(Saved entries)
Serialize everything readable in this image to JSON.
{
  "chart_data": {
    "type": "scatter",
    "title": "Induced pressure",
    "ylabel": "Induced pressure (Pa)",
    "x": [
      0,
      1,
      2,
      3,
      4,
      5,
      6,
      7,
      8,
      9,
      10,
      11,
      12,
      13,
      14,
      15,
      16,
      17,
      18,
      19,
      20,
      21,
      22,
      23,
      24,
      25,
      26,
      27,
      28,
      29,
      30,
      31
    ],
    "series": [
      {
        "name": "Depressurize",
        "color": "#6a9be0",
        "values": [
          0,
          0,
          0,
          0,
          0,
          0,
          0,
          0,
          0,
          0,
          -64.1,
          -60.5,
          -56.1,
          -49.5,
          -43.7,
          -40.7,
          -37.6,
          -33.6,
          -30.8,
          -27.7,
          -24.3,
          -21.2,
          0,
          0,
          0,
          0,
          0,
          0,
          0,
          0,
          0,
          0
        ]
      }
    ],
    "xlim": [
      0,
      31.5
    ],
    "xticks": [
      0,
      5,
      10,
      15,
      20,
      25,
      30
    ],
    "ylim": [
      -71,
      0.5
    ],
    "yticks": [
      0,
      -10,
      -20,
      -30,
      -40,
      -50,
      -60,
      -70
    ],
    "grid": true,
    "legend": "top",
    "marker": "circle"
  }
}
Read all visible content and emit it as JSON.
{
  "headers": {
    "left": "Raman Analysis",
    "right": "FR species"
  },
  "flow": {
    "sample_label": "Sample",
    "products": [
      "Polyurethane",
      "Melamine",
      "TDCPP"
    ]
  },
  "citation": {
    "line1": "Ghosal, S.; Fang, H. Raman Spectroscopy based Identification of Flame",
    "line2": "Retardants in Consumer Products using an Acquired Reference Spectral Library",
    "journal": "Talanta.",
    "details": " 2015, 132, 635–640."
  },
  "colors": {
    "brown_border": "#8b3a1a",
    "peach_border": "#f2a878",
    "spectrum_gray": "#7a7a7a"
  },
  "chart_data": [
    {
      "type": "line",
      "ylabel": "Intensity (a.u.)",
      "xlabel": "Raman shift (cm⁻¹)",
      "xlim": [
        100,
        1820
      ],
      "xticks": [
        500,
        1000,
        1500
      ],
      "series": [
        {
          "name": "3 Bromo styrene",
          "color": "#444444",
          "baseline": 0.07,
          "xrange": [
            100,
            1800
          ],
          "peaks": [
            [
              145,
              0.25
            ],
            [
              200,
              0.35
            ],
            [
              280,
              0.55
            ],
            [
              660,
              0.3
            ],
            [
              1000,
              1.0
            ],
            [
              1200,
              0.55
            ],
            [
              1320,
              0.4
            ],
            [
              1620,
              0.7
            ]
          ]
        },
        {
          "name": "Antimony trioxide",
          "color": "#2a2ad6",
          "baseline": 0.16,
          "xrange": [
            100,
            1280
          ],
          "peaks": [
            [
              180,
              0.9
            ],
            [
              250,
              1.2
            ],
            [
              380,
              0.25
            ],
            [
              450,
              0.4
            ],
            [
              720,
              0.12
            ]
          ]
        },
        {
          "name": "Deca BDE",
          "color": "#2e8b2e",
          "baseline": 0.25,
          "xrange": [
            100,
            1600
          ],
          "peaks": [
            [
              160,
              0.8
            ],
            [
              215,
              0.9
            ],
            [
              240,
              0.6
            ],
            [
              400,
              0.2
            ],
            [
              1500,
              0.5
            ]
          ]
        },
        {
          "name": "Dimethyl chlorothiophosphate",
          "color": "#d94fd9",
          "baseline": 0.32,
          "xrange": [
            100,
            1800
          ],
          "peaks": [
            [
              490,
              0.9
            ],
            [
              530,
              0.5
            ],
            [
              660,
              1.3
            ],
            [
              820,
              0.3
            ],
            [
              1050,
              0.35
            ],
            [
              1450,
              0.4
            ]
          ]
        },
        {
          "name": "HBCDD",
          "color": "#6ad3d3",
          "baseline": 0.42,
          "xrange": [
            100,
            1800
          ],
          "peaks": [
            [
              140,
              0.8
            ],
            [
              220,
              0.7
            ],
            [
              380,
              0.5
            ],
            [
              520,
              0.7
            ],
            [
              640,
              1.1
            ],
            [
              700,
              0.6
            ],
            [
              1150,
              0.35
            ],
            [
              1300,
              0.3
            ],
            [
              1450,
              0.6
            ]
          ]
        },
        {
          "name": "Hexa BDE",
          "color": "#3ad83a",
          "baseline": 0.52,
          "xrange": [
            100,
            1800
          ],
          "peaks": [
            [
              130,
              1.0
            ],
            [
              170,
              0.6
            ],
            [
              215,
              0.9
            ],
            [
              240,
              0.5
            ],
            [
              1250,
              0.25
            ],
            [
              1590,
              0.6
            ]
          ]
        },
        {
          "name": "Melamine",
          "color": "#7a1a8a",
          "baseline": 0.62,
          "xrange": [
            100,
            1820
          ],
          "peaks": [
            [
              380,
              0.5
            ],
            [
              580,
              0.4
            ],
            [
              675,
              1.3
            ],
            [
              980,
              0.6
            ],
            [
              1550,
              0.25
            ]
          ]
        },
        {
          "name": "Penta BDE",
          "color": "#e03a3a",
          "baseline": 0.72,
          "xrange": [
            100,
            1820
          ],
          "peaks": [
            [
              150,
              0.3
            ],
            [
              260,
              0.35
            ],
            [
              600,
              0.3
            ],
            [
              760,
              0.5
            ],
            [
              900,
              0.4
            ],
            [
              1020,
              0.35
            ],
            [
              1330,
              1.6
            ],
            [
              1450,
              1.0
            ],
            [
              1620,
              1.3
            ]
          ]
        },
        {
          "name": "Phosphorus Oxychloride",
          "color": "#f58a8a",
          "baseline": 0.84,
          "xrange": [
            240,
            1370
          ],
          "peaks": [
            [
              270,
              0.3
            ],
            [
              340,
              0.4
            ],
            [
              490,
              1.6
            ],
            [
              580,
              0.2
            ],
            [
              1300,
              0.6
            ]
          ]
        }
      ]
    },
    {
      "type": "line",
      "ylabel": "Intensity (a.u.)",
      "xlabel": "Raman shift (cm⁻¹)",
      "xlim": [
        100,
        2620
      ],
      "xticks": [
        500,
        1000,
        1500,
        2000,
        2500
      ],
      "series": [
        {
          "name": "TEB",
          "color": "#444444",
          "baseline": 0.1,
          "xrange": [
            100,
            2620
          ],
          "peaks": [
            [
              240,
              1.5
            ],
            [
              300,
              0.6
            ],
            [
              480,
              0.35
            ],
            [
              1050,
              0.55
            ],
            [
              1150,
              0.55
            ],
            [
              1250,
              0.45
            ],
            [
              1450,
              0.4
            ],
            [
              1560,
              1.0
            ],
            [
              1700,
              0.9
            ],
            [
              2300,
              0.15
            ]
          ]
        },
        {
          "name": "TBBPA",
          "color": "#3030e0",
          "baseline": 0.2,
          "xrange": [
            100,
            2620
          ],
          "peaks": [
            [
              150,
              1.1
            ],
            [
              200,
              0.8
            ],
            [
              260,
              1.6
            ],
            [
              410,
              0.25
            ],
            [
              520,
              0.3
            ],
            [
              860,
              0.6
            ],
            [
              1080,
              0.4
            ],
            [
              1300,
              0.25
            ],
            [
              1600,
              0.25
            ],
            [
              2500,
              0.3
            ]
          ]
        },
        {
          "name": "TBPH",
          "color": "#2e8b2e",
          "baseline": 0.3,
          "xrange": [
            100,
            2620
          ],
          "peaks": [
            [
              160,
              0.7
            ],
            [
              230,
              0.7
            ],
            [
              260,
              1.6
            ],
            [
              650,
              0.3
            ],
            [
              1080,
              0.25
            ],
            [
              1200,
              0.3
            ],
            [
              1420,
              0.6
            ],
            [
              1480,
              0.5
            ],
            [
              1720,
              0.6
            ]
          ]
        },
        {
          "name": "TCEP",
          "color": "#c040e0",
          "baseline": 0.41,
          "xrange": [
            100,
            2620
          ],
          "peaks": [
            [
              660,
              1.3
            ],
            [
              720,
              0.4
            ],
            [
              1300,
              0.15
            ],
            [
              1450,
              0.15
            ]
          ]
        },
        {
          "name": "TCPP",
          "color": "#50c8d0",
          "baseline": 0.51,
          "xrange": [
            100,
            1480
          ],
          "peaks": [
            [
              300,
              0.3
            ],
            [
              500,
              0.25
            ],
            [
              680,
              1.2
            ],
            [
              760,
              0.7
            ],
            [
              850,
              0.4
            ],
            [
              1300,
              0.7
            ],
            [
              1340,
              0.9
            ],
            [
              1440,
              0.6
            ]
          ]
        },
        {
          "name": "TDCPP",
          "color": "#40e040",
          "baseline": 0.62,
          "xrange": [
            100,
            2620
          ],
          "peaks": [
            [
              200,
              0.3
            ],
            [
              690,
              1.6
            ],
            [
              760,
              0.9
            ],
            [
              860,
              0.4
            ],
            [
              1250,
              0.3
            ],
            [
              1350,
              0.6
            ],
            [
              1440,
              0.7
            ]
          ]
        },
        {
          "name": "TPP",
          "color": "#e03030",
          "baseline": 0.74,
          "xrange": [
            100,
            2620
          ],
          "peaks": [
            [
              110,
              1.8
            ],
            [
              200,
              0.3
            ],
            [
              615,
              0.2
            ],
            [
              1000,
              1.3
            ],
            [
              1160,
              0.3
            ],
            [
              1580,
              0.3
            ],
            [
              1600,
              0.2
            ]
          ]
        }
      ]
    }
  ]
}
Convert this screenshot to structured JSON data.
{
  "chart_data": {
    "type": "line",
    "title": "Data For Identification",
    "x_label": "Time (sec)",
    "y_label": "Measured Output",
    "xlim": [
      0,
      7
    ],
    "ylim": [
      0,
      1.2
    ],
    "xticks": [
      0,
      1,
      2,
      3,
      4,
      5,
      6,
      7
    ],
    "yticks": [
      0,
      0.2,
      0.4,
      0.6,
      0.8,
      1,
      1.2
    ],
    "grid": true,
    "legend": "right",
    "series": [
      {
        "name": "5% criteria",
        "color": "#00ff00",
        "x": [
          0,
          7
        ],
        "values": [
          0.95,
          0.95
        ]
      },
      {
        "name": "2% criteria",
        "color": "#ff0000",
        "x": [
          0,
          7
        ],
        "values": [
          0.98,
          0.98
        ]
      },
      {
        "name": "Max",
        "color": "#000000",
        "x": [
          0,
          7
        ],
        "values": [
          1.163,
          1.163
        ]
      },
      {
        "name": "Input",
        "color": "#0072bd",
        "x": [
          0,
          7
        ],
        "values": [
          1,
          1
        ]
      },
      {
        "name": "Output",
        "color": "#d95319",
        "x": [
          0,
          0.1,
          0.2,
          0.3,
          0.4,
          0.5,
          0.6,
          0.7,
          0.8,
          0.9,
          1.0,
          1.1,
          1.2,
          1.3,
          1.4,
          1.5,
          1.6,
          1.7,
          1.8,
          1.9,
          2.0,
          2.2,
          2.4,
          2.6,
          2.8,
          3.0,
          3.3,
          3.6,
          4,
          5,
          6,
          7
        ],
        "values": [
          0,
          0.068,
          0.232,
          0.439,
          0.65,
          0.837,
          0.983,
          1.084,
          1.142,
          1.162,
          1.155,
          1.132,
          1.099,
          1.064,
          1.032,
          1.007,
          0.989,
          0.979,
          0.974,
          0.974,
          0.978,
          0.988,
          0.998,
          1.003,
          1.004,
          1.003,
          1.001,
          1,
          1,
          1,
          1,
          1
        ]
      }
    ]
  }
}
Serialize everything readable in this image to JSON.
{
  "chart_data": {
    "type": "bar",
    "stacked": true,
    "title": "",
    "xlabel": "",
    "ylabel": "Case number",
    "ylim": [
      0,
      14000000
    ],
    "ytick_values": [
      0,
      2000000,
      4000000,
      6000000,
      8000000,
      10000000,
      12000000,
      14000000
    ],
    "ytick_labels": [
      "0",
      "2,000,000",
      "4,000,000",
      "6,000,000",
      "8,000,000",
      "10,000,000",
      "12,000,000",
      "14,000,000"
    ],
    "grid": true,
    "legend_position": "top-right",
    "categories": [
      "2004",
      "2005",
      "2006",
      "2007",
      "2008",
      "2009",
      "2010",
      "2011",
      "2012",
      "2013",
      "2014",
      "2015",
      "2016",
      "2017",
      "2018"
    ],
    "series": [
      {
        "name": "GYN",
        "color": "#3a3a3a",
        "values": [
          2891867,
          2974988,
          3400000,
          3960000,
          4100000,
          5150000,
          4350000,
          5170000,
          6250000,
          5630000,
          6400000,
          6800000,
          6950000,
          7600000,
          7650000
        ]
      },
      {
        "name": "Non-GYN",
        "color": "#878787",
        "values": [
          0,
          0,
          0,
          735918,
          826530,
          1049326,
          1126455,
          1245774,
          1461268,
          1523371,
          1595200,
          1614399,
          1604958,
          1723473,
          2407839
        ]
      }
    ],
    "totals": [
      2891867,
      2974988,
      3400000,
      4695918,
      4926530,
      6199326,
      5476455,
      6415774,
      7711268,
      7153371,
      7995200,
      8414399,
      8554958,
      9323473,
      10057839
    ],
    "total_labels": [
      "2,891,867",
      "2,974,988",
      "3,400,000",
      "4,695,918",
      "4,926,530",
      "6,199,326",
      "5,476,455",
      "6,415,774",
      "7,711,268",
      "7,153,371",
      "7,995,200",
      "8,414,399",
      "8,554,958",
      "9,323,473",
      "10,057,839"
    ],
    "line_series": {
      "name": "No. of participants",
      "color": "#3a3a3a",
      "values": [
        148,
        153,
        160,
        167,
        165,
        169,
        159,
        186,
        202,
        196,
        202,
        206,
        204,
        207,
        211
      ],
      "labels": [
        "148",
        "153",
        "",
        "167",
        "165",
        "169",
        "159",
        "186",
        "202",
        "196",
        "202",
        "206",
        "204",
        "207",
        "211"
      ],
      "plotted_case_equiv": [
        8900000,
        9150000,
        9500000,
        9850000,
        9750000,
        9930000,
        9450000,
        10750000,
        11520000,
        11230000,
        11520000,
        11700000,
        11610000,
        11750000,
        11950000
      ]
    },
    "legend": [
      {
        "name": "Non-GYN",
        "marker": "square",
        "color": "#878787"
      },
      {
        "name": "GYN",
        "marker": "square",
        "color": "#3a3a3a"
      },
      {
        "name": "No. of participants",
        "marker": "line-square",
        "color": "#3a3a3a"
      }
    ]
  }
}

- [YOUR GOAL]
Go through the listing above and pull out each line containing the word "Induced".

- [THE COMPLETED TASK]
    "title": "Induced pressure",
    "ylabel": "Induced pressure (Pa)",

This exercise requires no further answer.